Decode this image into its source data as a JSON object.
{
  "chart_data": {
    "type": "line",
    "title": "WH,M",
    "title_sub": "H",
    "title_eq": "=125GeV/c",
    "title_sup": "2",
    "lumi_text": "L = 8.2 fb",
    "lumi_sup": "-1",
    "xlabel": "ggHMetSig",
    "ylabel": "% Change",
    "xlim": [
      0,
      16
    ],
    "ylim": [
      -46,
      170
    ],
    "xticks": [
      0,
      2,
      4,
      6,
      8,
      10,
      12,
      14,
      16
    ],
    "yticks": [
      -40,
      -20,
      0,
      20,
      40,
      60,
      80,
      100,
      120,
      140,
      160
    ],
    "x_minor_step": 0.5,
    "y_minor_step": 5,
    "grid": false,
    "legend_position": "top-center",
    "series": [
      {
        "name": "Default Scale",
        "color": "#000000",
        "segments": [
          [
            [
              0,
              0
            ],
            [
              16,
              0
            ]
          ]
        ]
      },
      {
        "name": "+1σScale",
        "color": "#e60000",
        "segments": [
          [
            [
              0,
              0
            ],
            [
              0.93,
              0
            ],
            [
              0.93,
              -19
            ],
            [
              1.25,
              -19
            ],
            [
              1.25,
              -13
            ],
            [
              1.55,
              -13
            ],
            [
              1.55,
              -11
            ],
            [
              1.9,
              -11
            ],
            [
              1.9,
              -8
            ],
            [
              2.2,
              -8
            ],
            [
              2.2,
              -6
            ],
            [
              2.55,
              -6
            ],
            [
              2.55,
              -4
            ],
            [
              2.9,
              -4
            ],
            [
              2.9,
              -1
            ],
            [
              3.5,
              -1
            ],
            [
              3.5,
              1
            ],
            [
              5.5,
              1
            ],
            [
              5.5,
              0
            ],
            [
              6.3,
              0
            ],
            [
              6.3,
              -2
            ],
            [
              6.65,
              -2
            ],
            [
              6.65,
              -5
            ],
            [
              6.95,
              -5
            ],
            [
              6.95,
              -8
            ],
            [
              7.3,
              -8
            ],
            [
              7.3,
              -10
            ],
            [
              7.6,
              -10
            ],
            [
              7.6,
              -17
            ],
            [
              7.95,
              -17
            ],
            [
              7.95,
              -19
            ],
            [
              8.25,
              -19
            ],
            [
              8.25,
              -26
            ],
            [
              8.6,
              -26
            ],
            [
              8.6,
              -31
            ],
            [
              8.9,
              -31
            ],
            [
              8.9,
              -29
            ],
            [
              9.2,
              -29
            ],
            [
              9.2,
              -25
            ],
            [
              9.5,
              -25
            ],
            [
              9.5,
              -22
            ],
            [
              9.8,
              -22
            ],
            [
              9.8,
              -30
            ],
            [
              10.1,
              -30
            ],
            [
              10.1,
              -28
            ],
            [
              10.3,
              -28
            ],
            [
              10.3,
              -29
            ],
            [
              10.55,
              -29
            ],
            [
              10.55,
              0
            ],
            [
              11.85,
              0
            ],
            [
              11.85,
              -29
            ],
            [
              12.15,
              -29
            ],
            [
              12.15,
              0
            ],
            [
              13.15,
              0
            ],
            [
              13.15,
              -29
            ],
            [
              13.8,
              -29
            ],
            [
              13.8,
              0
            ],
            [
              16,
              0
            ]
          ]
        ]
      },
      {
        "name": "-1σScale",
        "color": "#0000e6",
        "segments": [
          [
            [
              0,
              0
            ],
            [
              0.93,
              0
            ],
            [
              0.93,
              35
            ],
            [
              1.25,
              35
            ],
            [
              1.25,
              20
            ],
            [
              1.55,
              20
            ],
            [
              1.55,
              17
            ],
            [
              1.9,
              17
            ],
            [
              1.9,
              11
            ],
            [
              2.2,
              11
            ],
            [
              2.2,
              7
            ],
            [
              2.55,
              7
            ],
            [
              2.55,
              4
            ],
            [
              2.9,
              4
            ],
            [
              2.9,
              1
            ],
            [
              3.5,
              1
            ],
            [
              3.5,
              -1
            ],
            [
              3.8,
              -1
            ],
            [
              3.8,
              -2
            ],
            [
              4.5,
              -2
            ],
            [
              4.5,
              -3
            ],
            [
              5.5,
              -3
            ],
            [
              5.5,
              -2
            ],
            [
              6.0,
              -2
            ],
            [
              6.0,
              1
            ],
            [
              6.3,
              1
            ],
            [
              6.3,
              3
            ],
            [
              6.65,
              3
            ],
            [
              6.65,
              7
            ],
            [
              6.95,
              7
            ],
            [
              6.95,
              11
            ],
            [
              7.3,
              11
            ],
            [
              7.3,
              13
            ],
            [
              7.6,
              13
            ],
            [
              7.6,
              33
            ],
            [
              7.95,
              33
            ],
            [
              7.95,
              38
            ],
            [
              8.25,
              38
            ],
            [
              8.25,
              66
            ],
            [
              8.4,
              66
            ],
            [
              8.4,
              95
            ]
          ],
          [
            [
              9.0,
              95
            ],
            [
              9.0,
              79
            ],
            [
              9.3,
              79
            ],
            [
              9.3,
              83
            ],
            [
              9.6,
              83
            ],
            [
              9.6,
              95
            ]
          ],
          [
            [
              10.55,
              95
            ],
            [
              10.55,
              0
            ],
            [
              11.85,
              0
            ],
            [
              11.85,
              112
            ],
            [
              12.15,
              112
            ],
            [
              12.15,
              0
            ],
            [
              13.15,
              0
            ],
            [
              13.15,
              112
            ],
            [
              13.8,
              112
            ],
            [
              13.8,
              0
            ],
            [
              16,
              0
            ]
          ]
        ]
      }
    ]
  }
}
━━━━━━━━━━━━━━━━━━━━
Set task:
Write the listing out again, exactly as it reads.

Full solution:
Decode this image into its source data as a JSON object.
{
  "chart_data": {
    "type": "line",
    "title": "WH,M",
    "title_sub": "H",
    "title_eq": "=125GeV/c",
    "title_sup": "2",
    "lumi_text": "L = 8.2 fb",
    "lumi_sup": "-1",
    "xlabel": "ggHMetSig",
    "ylabel": "% Change",
    "xlim": [
      0,
      16
    ],
    "ylim": [
      -46,
      170
    ],
    "xticks": [
      0,
      2,
      4,
      6,
      8,
      10,
      12,
      14,
      16
    ],
    "yticks": [
      -40,
      -20,
      0,
      20,
      40,
      60,
      80,
      100,
      120,
      140,
      160
    ],
    "x_minor_step": 0.5,
    "y_minor_step": 5,
    "grid": false,
    "legend_position": "top-center",
    "series": [
      {
        "name": "Default Scale",
        "color": "#000000",
        "segments": [
          [
            [
              0,
              0
            ],
            [
              16,
              0
            ]
          ]
        ]
      },
      {
        "name": "+1σScale",
        "color": "#e60000",
        "segments": [
          [
            [
              0,
              0
            ],
            [
              0.93,
              0
            ],
            [
              0.93,
              -19
            ],
            [
              1.25,
              -19
            ],
            [
              1.25,
              -13
            ],
            [
              1.55,
              -13
            ],
            [
              1.55,
              -11
            ],
            [
              1.9,
              -11
            ],
            [
              1.9,
              -8
            ],
            [
              2.2,
              -8
            ],
            [
              2.2,
              -6
            ],
            [
              2.55,
              -6
            ],
            [
              2.55,
              -4
            ],
            [
              2.9,
              -4
            ],
            [
              2.9,
              -1
            ],
            [
              3.5,
              -1
            ],
            [
              3.5,
              1
            ],
            [
              5.5,
              1
            ],
            [
              5.5,
              0
            ],
            [
              6.3,
              0
            ],
            [
              6.3,
              -2
            ],
            [
              6.65,
              -2
            ],
            [
              6.65,
              -5
            ],
            [
              6.95,
              -5
            ],
            [
              6.95,
              -8
            ],
            [
              7.3,
              -8
            ],
            [
              7.3,
              -10
            ],
            [
              7.6,
              -10
            ],
            [
              7.6,
              -17
            ],
            [
              7.95,
              -17
            ],
            [
              7.95,
              -19
            ],
            [
              8.25,
              -19
            ],
            [
              8.25,
              -26
            ],
            [
              8.6,
              -26
            ],
            [
              8.6,
              -31
            ],
            [
              8.9,
              -31
            ],
            [
              8.9,
              -29
            ],
            [
              9.2,
              -29
            ],
            [
              9.2,
              -25
            ],
            [
              9.5,
              -25
            ],
            [
              9.5,
              -22
            ],
            [
              9.8,
              -22
            ],
            [
              9.8,
              -30
            ],
            [
              10.1,
              -30
            ],
            [
              10.1,
              -28
            ],
            [
              10.3,
              -28
            ],
            [
              10.3,
              -29
            ],
            [
              10.55,
              -29
            ],
            [
              10.55,
              0
            ],
            [
              11.85,
              0
            ],
            [
              11.85,
              -29
            ],
            [
              12.15,
              -29
            ],
            [
              12.15,
              0
            ],
            [
              13.15,
              0
            ],
            [
              13.15,
              -29
            ],
            [
              13.8,
              -29
            ],
            [
              13.8,
              0
            ],
            [
              16,
              0
            ]
          ]
        ]
      },
      {
        "name": "-1σScale",
        "color": "#0000e6",
        "segments": [
          [
            [
              0,
              0
            ],
            [
              0.93,
              0
            ],
            [
              0.93,
              35
            ],
            [
              1.25,
              35
            ],
            [
              1.25,
              20
            ],
            [
              1.55,
              20
            ],
            [
              1.55,
              17
            ],
            [
              1.9,
              17
            ],
            [
              1.9,
              11
            ],
            [
              2.2,
              11
            ],
            [
              2.2,
              7
            ],
            [
              2.55,
              7
            ],
            [
              2.55,
              4
            ],
            [
              2.9,
              4
            ],
            [
              2.9,
              1
            ],
            [
              3.5,
              1
            ],
            [
              3.5,
              -1
            ],
            [
              3.8,
              -1
            ],
            [
              3.8,
              -2
            ],
            [
              4.5,
              -2
            ],
            [
              4.5,
              -3
            ],
            [
              5.5,
              -3
            ],
            [
              5.5,
              -2
            ],
            [
              6.0,
              -2
            ],
            [
              6.0,
              1
            ],
            [
              6.3,
              1
            ],
            [
              6.3,
              3
            ],
            [
              6.65,
              3
            ],
            [
              6.65,
              7
            ],
            [
              6.95,
              7
            ],
            [
              6.95,
              11
            ],
            [
              7.3,
              11
            ],
            [
              7.3,
              13
            ],
            [
              7.6,
              13
            ],
            [
              7.6,
              33
            ],
            [
              7.95,
              33
            ],
            [
              7.95,
              38
            ],
            [
              8.25,
              38
            ],
            [
              8.25,
              66
            ],
            [
              8.4,
              66
            ],
            [
              8.4,
              95
            ]
          ],
          [
            [
              9.0,
              95
            ],
            [
              9.0,
              79
            ],
            [
              9.3,
              79
            ],
            [
              9.3,
              83
            ],
            [
              9.6,
              83
            ],
            [
              9.6,
              95
            ]
          ],
          [
            [
              10.55,
              95
            ],
            [
              10.55,
              0
            ],
            [
              11.85,
              0
            ],
            [
              11.85,
              112
            ],
            [
              12.15,
              112
            ],
            [
              12.15,
              0
            ],
            [
              13.15,
              0
            ],
            [
              13.15,
              112
            ],
            [
              13.8,
              112
            ],
            [
              13.8,
              0
            ],
            [
              16,
              0
            ]
          ]
        ]
      }
    ]
  }
}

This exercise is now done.